::: Entries shown
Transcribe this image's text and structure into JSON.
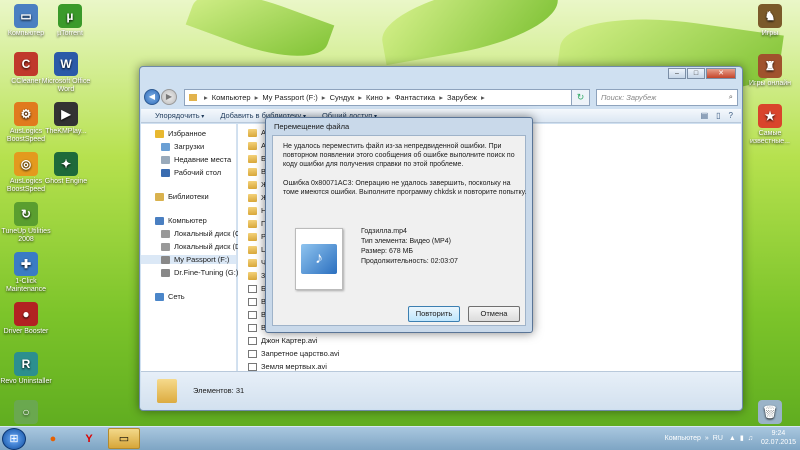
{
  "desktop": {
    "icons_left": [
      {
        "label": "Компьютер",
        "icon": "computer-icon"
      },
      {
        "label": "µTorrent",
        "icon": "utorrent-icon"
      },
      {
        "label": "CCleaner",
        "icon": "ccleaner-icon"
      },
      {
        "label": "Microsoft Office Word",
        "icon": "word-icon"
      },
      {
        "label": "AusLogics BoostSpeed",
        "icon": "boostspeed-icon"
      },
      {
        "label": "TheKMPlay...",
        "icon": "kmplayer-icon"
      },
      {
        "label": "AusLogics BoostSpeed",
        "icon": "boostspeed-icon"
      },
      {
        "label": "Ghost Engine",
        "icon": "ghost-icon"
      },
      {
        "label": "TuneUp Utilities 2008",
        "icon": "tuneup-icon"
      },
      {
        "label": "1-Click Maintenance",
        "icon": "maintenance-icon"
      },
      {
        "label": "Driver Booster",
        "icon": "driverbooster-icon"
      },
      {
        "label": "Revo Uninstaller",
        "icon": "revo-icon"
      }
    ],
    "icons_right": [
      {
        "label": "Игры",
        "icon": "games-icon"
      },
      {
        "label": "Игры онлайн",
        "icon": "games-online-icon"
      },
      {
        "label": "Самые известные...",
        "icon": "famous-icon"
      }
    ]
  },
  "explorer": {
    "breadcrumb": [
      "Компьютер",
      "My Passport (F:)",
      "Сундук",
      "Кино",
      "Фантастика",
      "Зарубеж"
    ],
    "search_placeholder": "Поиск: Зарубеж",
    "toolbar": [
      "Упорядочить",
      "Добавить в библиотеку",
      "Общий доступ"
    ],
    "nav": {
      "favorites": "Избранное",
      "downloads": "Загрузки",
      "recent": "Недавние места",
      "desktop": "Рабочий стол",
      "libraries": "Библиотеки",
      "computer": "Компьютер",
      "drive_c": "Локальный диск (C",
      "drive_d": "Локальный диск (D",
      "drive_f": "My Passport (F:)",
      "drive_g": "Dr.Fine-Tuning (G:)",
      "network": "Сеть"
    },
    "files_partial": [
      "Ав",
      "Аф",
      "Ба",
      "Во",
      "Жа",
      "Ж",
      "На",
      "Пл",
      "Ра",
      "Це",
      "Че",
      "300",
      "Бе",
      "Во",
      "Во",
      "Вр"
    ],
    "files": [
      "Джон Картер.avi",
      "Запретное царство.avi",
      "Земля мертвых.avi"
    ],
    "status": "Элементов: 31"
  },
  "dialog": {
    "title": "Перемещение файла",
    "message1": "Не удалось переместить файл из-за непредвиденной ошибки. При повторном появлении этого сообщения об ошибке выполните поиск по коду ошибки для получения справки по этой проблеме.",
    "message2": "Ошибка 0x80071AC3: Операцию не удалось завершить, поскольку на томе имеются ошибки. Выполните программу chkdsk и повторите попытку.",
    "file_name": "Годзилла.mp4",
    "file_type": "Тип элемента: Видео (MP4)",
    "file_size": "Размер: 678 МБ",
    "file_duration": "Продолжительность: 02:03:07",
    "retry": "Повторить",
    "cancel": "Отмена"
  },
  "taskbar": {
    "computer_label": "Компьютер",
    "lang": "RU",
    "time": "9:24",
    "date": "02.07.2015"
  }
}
::::::
Exercise:
Count the lines above that contain the word "Зарубеж", and give only that number.

Solution to the exercise:
2